# START OF PROVIDED RECORDS

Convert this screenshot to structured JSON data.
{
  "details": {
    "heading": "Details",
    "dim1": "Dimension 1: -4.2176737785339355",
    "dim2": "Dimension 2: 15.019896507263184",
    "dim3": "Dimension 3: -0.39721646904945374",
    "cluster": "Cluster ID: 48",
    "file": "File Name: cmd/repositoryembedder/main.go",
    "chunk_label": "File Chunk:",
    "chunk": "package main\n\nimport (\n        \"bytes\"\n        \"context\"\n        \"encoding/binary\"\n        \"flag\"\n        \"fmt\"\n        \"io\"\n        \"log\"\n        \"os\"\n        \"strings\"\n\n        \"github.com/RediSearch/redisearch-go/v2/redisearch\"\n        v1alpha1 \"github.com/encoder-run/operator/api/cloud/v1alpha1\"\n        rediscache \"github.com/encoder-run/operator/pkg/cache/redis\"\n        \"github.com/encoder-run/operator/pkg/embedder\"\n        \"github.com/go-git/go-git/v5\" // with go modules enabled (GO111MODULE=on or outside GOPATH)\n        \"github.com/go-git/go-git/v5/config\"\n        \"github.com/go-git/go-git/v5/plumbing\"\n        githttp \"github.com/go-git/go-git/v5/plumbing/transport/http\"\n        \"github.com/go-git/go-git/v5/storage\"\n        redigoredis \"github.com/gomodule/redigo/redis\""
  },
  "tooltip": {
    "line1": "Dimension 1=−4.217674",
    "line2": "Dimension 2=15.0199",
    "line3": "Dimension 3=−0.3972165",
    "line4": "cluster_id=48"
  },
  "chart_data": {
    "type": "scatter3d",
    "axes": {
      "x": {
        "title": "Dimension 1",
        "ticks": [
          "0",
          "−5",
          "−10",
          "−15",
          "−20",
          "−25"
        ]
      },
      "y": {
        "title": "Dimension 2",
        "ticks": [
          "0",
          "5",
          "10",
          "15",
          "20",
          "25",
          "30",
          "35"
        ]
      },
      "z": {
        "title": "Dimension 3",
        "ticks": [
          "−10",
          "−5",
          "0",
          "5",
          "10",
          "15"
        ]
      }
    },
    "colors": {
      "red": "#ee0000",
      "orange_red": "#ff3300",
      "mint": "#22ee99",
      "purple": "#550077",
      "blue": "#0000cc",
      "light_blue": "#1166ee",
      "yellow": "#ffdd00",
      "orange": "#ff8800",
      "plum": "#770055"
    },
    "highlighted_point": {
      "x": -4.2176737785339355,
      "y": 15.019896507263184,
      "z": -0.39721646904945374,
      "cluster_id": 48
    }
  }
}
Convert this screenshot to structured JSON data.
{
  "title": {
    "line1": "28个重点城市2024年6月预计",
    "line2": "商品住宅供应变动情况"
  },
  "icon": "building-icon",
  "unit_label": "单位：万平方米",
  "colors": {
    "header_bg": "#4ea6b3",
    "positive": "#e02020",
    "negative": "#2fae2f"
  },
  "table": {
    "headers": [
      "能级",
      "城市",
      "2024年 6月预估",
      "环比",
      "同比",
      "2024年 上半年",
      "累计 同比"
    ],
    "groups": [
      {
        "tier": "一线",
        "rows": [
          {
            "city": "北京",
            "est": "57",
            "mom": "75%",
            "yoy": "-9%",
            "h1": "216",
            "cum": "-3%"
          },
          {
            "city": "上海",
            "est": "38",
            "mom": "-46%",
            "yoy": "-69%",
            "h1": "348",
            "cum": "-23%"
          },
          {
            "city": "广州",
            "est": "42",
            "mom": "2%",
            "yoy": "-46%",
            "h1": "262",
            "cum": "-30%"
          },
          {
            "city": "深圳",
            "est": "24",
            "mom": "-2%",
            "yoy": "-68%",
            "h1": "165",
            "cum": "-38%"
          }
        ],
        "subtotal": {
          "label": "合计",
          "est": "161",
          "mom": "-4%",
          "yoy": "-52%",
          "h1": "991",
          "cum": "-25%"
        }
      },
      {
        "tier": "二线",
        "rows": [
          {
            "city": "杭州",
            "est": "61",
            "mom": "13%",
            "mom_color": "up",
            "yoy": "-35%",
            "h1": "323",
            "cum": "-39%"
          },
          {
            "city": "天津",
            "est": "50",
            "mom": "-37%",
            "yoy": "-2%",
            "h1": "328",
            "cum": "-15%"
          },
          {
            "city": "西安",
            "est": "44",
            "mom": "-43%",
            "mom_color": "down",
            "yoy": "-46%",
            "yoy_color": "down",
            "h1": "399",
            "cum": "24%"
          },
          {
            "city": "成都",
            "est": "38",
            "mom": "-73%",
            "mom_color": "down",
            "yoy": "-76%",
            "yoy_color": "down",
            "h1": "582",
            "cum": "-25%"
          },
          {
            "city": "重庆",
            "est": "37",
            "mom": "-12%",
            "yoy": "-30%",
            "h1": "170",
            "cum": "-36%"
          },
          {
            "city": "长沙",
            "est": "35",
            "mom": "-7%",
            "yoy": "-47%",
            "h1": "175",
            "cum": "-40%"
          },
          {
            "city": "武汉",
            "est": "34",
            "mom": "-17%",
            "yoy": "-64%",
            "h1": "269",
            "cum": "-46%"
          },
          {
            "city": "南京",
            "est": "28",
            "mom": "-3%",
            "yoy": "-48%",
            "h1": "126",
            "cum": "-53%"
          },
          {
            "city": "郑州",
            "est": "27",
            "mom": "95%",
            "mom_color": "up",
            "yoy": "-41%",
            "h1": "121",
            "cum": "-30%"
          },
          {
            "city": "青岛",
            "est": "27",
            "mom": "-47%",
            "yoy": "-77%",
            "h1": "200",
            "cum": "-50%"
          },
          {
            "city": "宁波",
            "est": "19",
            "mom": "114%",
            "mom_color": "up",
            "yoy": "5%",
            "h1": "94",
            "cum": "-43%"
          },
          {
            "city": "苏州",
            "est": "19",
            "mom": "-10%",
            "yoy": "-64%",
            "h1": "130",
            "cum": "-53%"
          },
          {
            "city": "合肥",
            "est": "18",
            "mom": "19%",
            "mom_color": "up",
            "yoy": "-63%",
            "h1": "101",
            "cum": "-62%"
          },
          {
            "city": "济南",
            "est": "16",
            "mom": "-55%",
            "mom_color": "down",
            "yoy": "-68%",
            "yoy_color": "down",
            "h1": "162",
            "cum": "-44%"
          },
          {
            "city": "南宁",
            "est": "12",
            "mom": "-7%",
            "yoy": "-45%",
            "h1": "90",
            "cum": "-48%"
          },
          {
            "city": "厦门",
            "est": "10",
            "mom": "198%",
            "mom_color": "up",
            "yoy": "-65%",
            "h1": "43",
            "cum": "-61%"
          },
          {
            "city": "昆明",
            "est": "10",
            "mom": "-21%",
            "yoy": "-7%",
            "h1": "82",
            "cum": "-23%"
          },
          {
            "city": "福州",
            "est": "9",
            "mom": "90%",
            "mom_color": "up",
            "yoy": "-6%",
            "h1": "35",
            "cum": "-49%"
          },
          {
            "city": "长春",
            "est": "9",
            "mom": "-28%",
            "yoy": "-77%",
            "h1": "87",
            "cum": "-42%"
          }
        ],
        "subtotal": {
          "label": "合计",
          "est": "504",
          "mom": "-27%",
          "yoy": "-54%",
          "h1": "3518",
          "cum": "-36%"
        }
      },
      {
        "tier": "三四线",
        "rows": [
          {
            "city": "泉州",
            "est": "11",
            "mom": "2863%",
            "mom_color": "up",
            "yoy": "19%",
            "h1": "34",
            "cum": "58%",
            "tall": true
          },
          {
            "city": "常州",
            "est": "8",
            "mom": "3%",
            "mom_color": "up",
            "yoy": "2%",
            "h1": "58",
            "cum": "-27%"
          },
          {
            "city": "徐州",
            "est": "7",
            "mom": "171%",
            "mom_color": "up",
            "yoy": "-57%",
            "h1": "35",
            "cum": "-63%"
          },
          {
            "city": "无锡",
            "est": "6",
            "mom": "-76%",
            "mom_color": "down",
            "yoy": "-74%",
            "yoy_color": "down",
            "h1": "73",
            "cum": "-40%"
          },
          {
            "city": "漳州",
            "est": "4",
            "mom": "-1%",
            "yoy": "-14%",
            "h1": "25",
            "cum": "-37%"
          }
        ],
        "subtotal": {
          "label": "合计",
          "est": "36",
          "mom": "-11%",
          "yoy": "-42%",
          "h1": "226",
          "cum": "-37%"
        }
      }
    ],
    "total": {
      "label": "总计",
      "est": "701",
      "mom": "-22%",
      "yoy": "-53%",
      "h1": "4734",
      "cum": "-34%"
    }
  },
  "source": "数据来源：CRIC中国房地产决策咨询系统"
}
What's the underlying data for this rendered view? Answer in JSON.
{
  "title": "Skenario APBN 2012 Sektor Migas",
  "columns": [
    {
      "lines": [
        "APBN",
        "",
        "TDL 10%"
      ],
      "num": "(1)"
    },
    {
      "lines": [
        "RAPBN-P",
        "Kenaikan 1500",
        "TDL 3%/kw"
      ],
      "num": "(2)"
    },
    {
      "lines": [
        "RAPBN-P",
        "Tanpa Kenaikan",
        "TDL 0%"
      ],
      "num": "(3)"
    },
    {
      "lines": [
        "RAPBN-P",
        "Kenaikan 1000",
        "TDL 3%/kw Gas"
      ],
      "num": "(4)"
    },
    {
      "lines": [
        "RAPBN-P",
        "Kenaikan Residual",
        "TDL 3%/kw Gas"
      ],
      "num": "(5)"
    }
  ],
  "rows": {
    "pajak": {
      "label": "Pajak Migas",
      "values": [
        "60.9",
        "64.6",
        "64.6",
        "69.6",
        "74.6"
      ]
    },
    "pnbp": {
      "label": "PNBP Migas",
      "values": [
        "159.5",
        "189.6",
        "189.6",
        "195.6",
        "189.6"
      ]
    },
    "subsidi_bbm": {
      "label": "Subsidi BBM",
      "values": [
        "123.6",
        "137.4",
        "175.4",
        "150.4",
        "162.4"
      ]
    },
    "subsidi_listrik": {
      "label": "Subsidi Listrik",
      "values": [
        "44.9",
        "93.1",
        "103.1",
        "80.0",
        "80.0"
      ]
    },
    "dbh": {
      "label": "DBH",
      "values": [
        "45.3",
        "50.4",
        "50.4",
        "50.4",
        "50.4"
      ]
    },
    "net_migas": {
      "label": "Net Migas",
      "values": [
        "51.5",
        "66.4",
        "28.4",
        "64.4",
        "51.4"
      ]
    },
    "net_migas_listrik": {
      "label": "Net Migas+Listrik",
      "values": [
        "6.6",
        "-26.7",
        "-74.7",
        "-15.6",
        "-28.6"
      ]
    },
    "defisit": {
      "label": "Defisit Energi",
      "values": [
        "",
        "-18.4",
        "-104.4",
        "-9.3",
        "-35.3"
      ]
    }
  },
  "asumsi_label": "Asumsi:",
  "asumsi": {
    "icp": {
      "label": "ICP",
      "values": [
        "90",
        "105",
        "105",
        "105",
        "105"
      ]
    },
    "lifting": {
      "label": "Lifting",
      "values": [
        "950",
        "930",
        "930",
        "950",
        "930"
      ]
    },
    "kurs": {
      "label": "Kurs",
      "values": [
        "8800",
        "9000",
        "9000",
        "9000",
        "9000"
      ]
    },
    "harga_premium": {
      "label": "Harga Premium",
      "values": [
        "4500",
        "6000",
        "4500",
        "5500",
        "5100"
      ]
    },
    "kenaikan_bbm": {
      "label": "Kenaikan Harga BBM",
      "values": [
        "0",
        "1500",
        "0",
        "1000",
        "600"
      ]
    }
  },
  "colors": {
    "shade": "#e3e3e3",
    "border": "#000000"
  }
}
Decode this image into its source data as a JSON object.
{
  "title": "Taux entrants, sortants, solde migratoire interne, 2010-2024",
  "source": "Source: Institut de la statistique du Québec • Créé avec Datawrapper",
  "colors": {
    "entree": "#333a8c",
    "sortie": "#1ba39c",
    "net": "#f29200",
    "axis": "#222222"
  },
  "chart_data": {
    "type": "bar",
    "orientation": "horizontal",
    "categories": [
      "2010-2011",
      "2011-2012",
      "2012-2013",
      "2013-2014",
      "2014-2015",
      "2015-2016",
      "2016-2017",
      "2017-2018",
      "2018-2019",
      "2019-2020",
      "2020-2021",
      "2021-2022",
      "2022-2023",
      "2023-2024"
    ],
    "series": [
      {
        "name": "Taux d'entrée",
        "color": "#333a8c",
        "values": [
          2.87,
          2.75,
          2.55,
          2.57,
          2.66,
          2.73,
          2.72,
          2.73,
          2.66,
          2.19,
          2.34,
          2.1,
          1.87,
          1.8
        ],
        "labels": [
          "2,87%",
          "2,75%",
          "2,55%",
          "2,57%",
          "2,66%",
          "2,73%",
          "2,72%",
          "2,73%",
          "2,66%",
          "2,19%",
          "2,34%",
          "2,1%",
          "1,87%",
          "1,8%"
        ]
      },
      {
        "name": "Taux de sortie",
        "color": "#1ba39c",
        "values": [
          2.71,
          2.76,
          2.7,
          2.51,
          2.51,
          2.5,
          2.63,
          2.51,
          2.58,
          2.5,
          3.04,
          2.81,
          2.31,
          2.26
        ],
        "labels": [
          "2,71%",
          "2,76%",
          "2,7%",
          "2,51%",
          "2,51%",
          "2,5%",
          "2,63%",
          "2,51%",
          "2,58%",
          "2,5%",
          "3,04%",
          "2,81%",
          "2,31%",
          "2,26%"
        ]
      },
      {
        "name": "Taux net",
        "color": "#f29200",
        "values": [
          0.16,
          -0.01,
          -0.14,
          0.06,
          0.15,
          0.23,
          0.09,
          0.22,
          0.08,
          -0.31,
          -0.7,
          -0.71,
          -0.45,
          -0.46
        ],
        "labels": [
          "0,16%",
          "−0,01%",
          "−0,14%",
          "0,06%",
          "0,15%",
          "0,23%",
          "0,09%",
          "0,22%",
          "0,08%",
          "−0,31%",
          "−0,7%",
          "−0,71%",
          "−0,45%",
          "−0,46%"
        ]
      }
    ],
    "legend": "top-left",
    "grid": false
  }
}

# END OF PROVIDED RECORDS

WHAT IS ASKED: Report how many lines of the entries hold the word "source". Nothing else is needed.

THE RESULT: 3